━━━ MATERIAL SHOWN ━━━
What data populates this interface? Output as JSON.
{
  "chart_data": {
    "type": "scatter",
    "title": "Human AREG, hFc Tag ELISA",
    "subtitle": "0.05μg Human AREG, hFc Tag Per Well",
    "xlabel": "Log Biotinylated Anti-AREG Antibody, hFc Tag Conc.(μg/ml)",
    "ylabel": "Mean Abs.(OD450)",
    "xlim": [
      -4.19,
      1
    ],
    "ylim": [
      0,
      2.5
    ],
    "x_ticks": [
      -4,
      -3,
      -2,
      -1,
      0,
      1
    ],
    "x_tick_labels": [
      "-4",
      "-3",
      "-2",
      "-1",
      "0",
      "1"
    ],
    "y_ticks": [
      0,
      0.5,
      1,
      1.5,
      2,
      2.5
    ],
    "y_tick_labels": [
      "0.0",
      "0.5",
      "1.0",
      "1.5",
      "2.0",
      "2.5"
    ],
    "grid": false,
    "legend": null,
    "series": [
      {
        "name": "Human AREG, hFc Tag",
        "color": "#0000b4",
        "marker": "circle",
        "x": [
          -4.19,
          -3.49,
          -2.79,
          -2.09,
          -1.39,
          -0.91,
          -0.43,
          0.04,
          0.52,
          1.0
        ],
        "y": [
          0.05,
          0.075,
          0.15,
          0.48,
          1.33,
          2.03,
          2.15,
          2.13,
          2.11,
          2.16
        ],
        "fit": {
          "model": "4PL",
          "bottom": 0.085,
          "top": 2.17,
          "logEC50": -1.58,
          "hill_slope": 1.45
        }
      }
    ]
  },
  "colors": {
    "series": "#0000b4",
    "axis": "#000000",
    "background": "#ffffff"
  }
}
━━━
PROBLEM — Extract the whole listing, character for character.

ANSWER TO THIS EXERCISE —
What data populates this interface? Output as JSON.
{
  "chart_data": {
    "type": "scatter",
    "title": "Human AREG, hFc Tag ELISA",
    "subtitle": "0.05μg Human AREG, hFc Tag Per Well",
    "xlabel": "Log Biotinylated Anti-AREG Antibody, hFc Tag Conc.(μg/ml)",
    "ylabel": "Mean Abs.(OD450)",
    "xlim": [
      -4.19,
      1
    ],
    "ylim": [
      0,
      2.5
    ],
    "x_ticks": [
      -4,
      -3,
      -2,
      -1,
      0,
      1
    ],
    "x_tick_labels": [
      "-4",
      "-3",
      "-2",
      "-1",
      "0",
      "1"
    ],
    "y_ticks": [
      0,
      0.5,
      1,
      1.5,
      2,
      2.5
    ],
    "y_tick_labels": [
      "0.0",
      "0.5",
      "1.0",
      "1.5",
      "2.0",
      "2.5"
    ],
    "grid": false,
    "legend": null,
    "series": [
      {
        "name": "Human AREG, hFc Tag",
        "color": "#0000b4",
        "marker": "circle",
        "x": [
          -4.19,
          -3.49,
          -2.79,
          -2.09,
          -1.39,
          -0.91,
          -0.43,
          0.04,
          0.52,
          1.0
        ],
        "y": [
          0.05,
          0.075,
          0.15,
          0.48,
          1.33,
          2.03,
          2.15,
          2.13,
          2.11,
          2.16
        ],
        "fit": {
          "model": "4PL",
          "bottom": 0.085,
          "top": 2.17,
          "logEC50": -1.58,
          "hill_slope": 1.45
        }
      }
    ]
  },
  "colors": {
    "series": "#0000b4",
    "axis": "#000000",
    "background": "#ffffff"
  }
}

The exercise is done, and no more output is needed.